▶ EXERCISE REQUIREMENTS
Copy out the whole listing exactly as written, leaving the pictures behind.
=== THE DATA ===
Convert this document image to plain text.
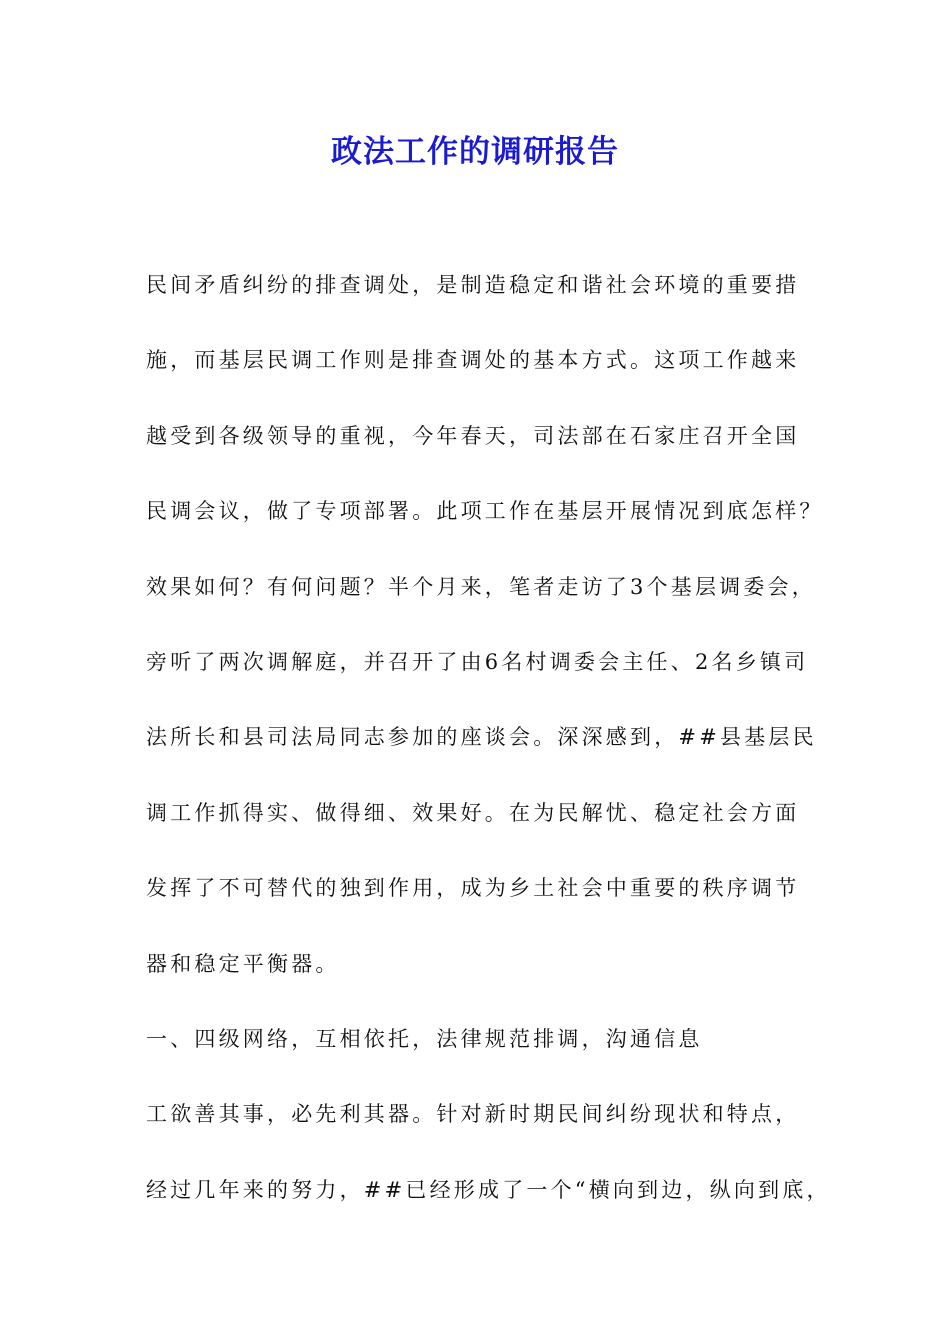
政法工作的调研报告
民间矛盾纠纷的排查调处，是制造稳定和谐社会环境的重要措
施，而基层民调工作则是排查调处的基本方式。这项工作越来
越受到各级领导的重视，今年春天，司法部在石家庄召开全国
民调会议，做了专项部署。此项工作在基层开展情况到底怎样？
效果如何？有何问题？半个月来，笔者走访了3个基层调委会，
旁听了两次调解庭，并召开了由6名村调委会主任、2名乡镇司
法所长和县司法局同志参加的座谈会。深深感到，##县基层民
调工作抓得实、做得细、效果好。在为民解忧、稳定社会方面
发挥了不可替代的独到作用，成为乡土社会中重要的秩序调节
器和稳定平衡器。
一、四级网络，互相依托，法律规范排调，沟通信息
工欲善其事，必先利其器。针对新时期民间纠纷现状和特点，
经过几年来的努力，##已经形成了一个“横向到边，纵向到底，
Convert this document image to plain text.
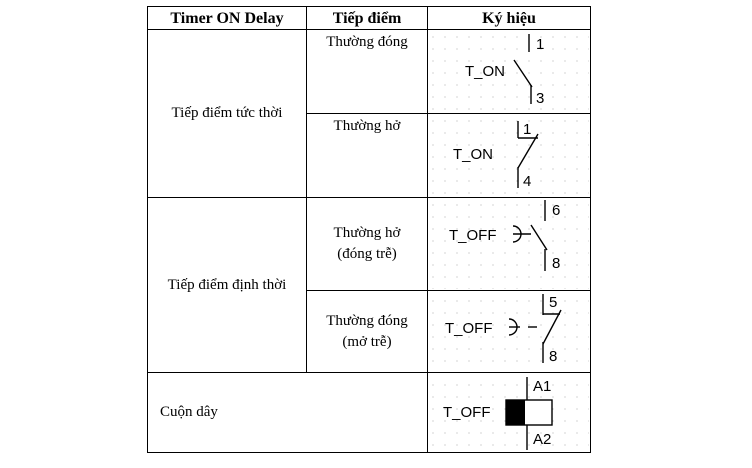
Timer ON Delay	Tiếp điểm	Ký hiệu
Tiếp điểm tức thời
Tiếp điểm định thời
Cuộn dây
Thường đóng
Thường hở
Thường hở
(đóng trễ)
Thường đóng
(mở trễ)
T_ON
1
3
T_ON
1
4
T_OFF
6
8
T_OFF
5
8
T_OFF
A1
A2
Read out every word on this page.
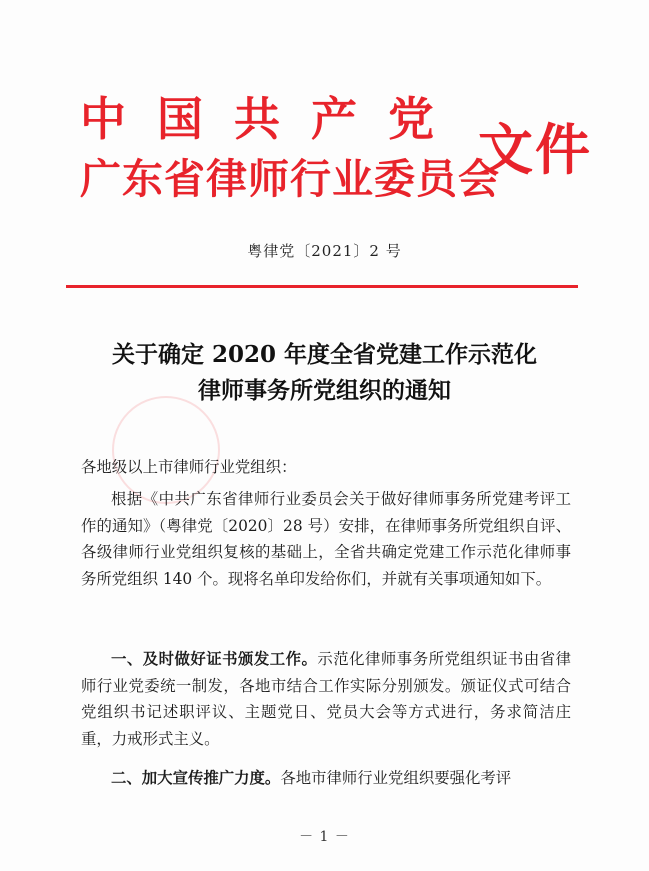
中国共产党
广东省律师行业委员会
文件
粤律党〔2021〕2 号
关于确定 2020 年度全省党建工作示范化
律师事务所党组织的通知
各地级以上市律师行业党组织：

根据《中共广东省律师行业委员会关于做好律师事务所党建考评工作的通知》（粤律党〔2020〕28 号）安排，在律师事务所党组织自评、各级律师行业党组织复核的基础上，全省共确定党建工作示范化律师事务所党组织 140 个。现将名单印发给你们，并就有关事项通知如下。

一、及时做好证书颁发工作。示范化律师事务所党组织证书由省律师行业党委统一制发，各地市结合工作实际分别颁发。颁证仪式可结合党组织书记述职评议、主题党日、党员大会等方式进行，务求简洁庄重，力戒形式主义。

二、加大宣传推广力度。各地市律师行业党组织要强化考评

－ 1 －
===
▶ SOLUTION FOR THIS TASK
Convert this document image to plain text.
政法工作的调研报告
民间矛盾纠纷的排查调处，是制造稳定和谐社会环境的重要措
施，而基层民调工作则是排查调处的基本方式。这项工作越来
越受到各级领导的重视，今年春天，司法部在石家庄召开全国
民调会议，做了专项部署。此项工作在基层开展情况到底怎样？
效果如何？有何问题？半个月来，笔者走访了3个基层调委会，
旁听了两次调解庭，并召开了由6名村调委会主任、2名乡镇司
法所长和县司法局同志参加的座谈会。深深感到，##县基层民
调工作抓得实、做得细、效果好。在为民解忧、稳定社会方面
发挥了不可替代的独到作用，成为乡土社会中重要的秩序调节
器和稳定平衡器。
一、四级网络，互相依托，法律规范排调，沟通信息
工欲善其事，必先利其器。针对新时期民间纠纷现状和特点，
经过几年来的努力，##已经形成了一个“横向到边，纵向到底，
Convert this document image to plain text.
Timer ON Delay	Tiếp điểm	Ký hiệu
Tiếp điểm tức thời
Tiếp điểm định thời
Cuộn dây
Thường đóng
Thường hở
Thường hở
(đóng trễ)
Thường đóng
(mở trễ)
T_ON
1
3
T_ON
1
4
T_OFF
6
8
T_OFF
5
8
T_OFF
A1
A2
Read out every word on this page.
中国共产党
广东省律师行业委员会
文件
粤律党〔2021〕2 号
关于确定 2020 年度全省党建工作示范化
律师事务所党组织的通知
各地级以上市律师行业党组织：

根据《中共广东省律师行业委员会关于做好律师事务所党建考评工作的通知》（粤律党〔2020〕28 号）安排，在律师事务所党组织自评、各级律师行业党组织复核的基础上，全省共确定党建工作示范化律师事务所党组织 140 个。现将名单印发给你们，并就有关事项通知如下。

一、及时做好证书颁发工作。示范化律师事务所党组织证书由省律师行业党委统一制发，各地市结合工作实际分别颁发。颁证仪式可结合党组织书记述职评议、主题党日、党员大会等方式进行，务求简洁庄重，力戒形式主义。

二、加大宣传推广力度。各地市律师行业党组织要强化考评

－ 1 －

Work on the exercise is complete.